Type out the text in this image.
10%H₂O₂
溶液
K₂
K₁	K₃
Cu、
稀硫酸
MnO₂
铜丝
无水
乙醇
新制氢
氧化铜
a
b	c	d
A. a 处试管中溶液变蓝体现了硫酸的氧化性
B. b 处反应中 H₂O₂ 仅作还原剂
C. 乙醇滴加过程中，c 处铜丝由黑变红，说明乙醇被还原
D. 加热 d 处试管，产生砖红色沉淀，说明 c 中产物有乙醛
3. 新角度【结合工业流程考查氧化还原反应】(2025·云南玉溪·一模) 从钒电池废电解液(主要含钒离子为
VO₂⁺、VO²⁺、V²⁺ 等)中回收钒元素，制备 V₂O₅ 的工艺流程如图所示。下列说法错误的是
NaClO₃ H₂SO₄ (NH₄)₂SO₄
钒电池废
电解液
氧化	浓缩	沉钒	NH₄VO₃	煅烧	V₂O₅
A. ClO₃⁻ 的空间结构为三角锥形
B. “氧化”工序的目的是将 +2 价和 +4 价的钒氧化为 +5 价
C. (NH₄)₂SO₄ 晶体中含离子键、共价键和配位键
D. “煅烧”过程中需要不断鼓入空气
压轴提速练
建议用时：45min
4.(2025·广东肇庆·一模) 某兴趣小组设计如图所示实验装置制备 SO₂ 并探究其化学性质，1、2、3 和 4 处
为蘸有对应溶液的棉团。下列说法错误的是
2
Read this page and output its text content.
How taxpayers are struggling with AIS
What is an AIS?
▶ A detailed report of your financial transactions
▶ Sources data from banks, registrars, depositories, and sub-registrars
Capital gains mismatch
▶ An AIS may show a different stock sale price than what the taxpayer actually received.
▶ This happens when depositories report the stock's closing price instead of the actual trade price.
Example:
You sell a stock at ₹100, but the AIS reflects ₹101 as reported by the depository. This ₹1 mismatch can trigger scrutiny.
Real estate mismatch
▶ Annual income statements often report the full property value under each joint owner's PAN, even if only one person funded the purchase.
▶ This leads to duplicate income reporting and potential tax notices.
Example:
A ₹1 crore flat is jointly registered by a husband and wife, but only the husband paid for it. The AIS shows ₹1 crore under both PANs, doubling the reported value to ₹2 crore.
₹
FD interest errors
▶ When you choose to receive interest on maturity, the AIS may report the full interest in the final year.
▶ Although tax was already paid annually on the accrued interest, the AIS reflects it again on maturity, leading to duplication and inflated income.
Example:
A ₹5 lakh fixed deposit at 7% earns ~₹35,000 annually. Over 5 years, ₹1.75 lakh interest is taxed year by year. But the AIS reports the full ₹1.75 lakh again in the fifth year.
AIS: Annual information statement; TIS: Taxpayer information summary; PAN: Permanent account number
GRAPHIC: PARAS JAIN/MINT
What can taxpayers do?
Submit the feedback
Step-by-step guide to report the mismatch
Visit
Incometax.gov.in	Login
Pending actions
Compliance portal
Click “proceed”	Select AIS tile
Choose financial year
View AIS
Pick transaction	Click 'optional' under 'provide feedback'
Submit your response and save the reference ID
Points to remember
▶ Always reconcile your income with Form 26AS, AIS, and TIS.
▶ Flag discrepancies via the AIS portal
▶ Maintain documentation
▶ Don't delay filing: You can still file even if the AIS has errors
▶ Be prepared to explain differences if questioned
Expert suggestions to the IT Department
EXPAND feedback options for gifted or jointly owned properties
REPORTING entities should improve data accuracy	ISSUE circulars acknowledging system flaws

━━━━

WRITTEN INSTRUCTION: Scan the material above for the string "data" and return the lines that hold it.

THE ANSWER:
▶ Sources data from banks, registrars, depositories, and sub-registrars
REPORTING entities should improve data accuracy	ISSUE circulars acknowledging system flaws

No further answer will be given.